§ Work required: Output the lines that follow exactly as they are.

○ ○ ○ ○ ○ ○ ○

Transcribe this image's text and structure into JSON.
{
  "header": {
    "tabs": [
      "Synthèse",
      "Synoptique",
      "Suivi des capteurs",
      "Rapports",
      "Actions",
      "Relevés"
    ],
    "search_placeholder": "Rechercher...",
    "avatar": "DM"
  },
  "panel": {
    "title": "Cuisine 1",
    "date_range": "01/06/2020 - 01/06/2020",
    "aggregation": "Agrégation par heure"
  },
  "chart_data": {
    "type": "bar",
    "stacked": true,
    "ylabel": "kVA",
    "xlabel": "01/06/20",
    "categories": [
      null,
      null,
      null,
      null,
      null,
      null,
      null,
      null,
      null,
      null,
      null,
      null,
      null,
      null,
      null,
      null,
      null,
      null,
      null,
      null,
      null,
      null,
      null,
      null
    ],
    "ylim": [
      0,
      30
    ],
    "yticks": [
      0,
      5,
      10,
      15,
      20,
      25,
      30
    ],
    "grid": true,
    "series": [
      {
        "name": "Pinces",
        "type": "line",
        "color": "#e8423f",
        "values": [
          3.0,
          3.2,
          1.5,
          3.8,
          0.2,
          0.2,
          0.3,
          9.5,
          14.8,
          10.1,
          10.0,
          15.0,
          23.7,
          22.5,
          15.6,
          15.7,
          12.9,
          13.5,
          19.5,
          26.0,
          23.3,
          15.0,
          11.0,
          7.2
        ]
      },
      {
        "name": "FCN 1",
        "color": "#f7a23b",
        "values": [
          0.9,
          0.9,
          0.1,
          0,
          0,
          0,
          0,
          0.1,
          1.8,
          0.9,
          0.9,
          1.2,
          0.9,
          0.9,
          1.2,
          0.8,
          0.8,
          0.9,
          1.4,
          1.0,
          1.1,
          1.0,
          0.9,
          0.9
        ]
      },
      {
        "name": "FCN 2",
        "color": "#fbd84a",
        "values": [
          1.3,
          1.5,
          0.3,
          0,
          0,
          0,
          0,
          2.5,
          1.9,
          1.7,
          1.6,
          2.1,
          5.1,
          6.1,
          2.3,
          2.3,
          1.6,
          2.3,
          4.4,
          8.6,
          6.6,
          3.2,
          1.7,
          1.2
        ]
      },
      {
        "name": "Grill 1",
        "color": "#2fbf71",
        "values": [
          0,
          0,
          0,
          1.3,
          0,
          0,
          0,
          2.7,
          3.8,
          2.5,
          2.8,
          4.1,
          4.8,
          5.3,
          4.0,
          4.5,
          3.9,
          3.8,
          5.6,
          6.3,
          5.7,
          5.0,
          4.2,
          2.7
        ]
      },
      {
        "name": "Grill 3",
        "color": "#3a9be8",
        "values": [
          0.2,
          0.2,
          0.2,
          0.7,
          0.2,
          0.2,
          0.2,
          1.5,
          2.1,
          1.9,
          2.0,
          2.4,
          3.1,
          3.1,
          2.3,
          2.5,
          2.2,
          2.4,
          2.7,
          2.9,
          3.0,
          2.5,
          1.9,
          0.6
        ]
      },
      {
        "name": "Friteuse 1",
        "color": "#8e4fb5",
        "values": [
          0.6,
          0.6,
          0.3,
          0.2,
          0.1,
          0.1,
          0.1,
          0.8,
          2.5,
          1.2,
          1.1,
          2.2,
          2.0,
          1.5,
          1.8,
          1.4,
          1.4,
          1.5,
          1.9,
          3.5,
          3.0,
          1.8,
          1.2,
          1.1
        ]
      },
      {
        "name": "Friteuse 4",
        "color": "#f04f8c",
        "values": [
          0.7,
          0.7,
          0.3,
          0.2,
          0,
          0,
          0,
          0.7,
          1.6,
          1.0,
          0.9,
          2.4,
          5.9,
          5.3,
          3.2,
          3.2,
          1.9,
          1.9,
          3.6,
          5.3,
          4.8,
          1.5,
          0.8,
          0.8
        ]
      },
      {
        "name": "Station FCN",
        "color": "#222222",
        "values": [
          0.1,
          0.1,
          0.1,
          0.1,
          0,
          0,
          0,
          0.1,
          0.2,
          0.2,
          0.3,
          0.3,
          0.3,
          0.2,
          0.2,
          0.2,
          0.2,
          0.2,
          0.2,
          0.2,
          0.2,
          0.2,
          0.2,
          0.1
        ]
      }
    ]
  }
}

○ ○ ○ ○ ○ ○ ○

§ Written response:
Transcribe this image's text and structure into JSON.
{
  "header": {
    "tabs": [
      "Synthèse",
      "Synoptique",
      "Suivi des capteurs",
      "Rapports",
      "Actions",
      "Relevés"
    ],
    "search_placeholder": "Rechercher...",
    "avatar": "DM"
  },
  "panel": {
    "title": "Cuisine 1",
    "date_range": "01/06/2020 - 01/06/2020",
    "aggregation": "Agrégation par heure"
  },
  "chart_data": {
    "type": "bar",
    "stacked": true,
    "ylabel": "kVA",
    "xlabel": "01/06/20",
    "categories": [
      null,
      null,
      null,
      null,
      null,
      null,
      null,
      null,
      null,
      null,
      null,
      null,
      null,
      null,
      null,
      null,
      null,
      null,
      null,
      null,
      null,
      null,
      null,
      null
    ],
    "ylim": [
      0,
      30
    ],
    "yticks": [
      0,
      5,
      10,
      15,
      20,
      25,
      30
    ],
    "grid": true,
    "series": [
      {
        "name": "Pinces",
        "type": "line",
        "color": "#e8423f",
        "values": [
          3.0,
          3.2,
          1.5,
          3.8,
          0.2,
          0.2,
          0.3,
          9.5,
          14.8,
          10.1,
          10.0,
          15.0,
          23.7,
          22.5,
          15.6,
          15.7,
          12.9,
          13.5,
          19.5,
          26.0,
          23.3,
          15.0,
          11.0,
          7.2
        ]
      },
      {
        "name": "FCN 1",
        "color": "#f7a23b",
        "values": [
          0.9,
          0.9,
          0.1,
          0,
          0,
          0,
          0,
          0.1,
          1.8,
          0.9,
          0.9,
          1.2,
          0.9,
          0.9,
          1.2,
          0.8,
          0.8,
          0.9,
          1.4,
          1.0,
          1.1,
          1.0,
          0.9,
          0.9
        ]
      },
      {
        "name": "FCN 2",
        "color": "#fbd84a",
        "values": [
          1.3,
          1.5,
          0.3,
          0,
          0,
          0,
          0,
          2.5,
          1.9,
          1.7,
          1.6,
          2.1,
          5.1,
          6.1,
          2.3,
          2.3,
          1.6,
          2.3,
          4.4,
          8.6,
          6.6,
          3.2,
          1.7,
          1.2
        ]
      },
      {
        "name": "Grill 1",
        "color": "#2fbf71",
        "values": [
          0,
          0,
          0,
          1.3,
          0,
          0,
          0,
          2.7,
          3.8,
          2.5,
          2.8,
          4.1,
          4.8,
          5.3,
          4.0,
          4.5,
          3.9,
          3.8,
          5.6,
          6.3,
          5.7,
          5.0,
          4.2,
          2.7
        ]
      },
      {
        "name": "Grill 3",
        "color": "#3a9be8",
        "values": [
          0.2,
          0.2,
          0.2,
          0.7,
          0.2,
          0.2,
          0.2,
          1.5,
          2.1,
          1.9,
          2.0,
          2.4,
          3.1,
          3.1,
          2.3,
          2.5,
          2.2,
          2.4,
          2.7,
          2.9,
          3.0,
          2.5,
          1.9,
          0.6
        ]
      },
      {
        "name": "Friteuse 1",
        "color": "#8e4fb5",
        "values": [
          0.6,
          0.6,
          0.3,
          0.2,
          0.1,
          0.1,
          0.1,
          0.8,
          2.5,
          1.2,
          1.1,
          2.2,
          2.0,
          1.5,
          1.8,
          1.4,
          1.4,
          1.5,
          1.9,
          3.5,
          3.0,
          1.8,
          1.2,
          1.1
        ]
      },
      {
        "name": "Friteuse 4",
        "color": "#f04f8c",
        "values": [
          0.7,
          0.7,
          0.3,
          0.2,
          0,
          0,
          0,
          0.7,
          1.6,
          1.0,
          0.9,
          2.4,
          5.9,
          5.3,
          3.2,
          3.2,
          1.9,
          1.9,
          3.6,
          5.3,
          4.8,
          1.5,
          0.8,
          0.8
        ]
      },
      {
        "name": "Station FCN",
        "color": "#222222",
        "values": [
          0.1,
          0.1,
          0.1,
          0.1,
          0,
          0,
          0,
          0.1,
          0.2,
          0.2,
          0.3,
          0.3,
          0.3,
          0.2,
          0.2,
          0.2,
          0.2,
          0.2,
          0.2,
          0.2,
          0.2,
          0.2,
          0.2,
          0.1
        ]
      }
    ]
  }
}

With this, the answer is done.